== Problem to work on ==
Quote, verbatim, all material below, without pictures.

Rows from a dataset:
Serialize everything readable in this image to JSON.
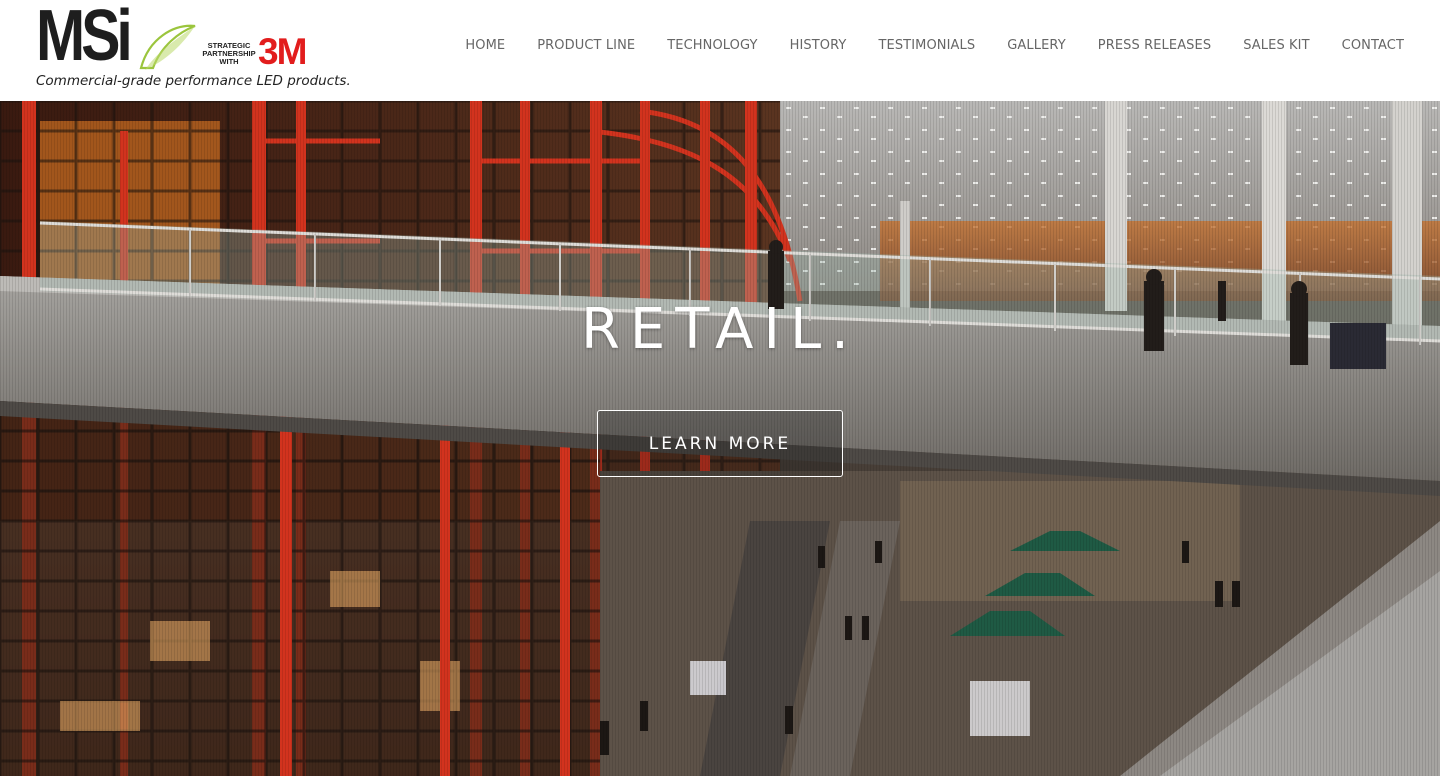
{
  "logo": {
    "brand": "MSi",
    "partnership_lines": [
      "STRATEGIC",
      "PARTNERSHIP",
      "WITH"
    ],
    "partner_brand": "3M",
    "tagline": "Commercial-grade performance LED products.",
    "brand_color": "#1e1e1e",
    "leaf_color": "#9bc53d",
    "partner_color": "#e21d1d"
  },
  "nav": {
    "items": [
      {
        "label": "HOME"
      },
      {
        "label": "PRODUCT LINE"
      },
      {
        "label": "TECHNOLOGY"
      },
      {
        "label": "HISTORY"
      },
      {
        "label": "TESTIMONIALS"
      },
      {
        "label": "GALLERY"
      },
      {
        "label": "PRESS RELEASES"
      },
      {
        "label": "SALES KIT"
      },
      {
        "label": "CONTACT"
      }
    ],
    "text_color": "#666666"
  },
  "hero": {
    "title": "RETAIL.",
    "button_label": "LEARN MORE",
    "image_subject": "airport-terminal-interior-photo"
  }
}
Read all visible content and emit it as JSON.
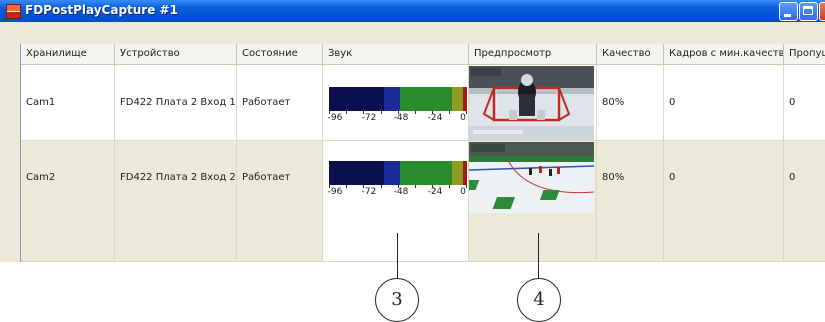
{
  "window": {
    "title": "FDPostPlayCapture #1"
  },
  "table": {
    "columns": [
      "Хранилище",
      "Устройство",
      "Состояние",
      "Звук",
      "Предпросмотр",
      "Качество",
      "Кадров с мин.качеством",
      "Пропуще"
    ],
    "rows": [
      {
        "storage": "Cam1",
        "device": "FD422 Плата 2 Вход 1",
        "state": "Работает",
        "quality": "80%",
        "min_quality_frames": "0",
        "skipped": "0"
      },
      {
        "storage": "Cam2",
        "device": "FD422 Плата 2 Вход 2",
        "state": "Работает",
        "quality": "80%",
        "min_quality_frames": "0",
        "skipped": "0"
      }
    ],
    "sound_scale": [
      "-96",
      "-72",
      "-48",
      "-24",
      "0"
    ],
    "sound_level_colors": [
      "#0c0f4e",
      "#1b2a97",
      "#2a8c2a",
      "#8f9c22",
      "#a81818"
    ]
  },
  "callouts": [
    "3",
    "4"
  ]
}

== Worked answer ==
Serialize everything readable in this image to JSON.
{
  "logo": {
    "brand": "MSi",
    "partnership_lines": [
      "STRATEGIC",
      "PARTNERSHIP",
      "WITH"
    ],
    "partner_brand": "3M",
    "tagline": "Commercial-grade performance LED products.",
    "brand_color": "#1e1e1e",
    "leaf_color": "#9bc53d",
    "partner_color": "#e21d1d"
  },
  "nav": {
    "items": [
      {
        "label": "HOME"
      },
      {
        "label": "PRODUCT LINE"
      },
      {
        "label": "TECHNOLOGY"
      },
      {
        "label": "HISTORY"
      },
      {
        "label": "TESTIMONIALS"
      },
      {
        "label": "GALLERY"
      },
      {
        "label": "PRESS RELEASES"
      },
      {
        "label": "SALES KIT"
      },
      {
        "label": "CONTACT"
      }
    ],
    "text_color": "#666666"
  },
  "hero": {
    "title": "RETAIL.",
    "button_label": "LEARN MORE",
    "image_subject": "airport-terminal-interior-photo"
  }
}
Read all visible content and emit it as JSON.
{
  "window": {
    "title": "FDPostPlayCapture #1"
  },
  "table": {
    "columns": [
      "Хранилище",
      "Устройство",
      "Состояние",
      "Звук",
      "Предпросмотр",
      "Качество",
      "Кадров с мин.качеством",
      "Пропуще"
    ],
    "rows": [
      {
        "storage": "Cam1",
        "device": "FD422 Плата 2 Вход 1",
        "state": "Работает",
        "quality": "80%",
        "min_quality_frames": "0",
        "skipped": "0"
      },
      {
        "storage": "Cam2",
        "device": "FD422 Плата 2 Вход 2",
        "state": "Работает",
        "quality": "80%",
        "min_quality_frames": "0",
        "skipped": "0"
      }
    ],
    "sound_scale": [
      "-96",
      "-72",
      "-48",
      "-24",
      "0"
    ],
    "sound_level_colors": [
      "#0c0f4e",
      "#1b2a97",
      "#2a8c2a",
      "#8f9c22",
      "#a81818"
    ]
  },
  "callouts": [
    "3",
    "4"
  ]
}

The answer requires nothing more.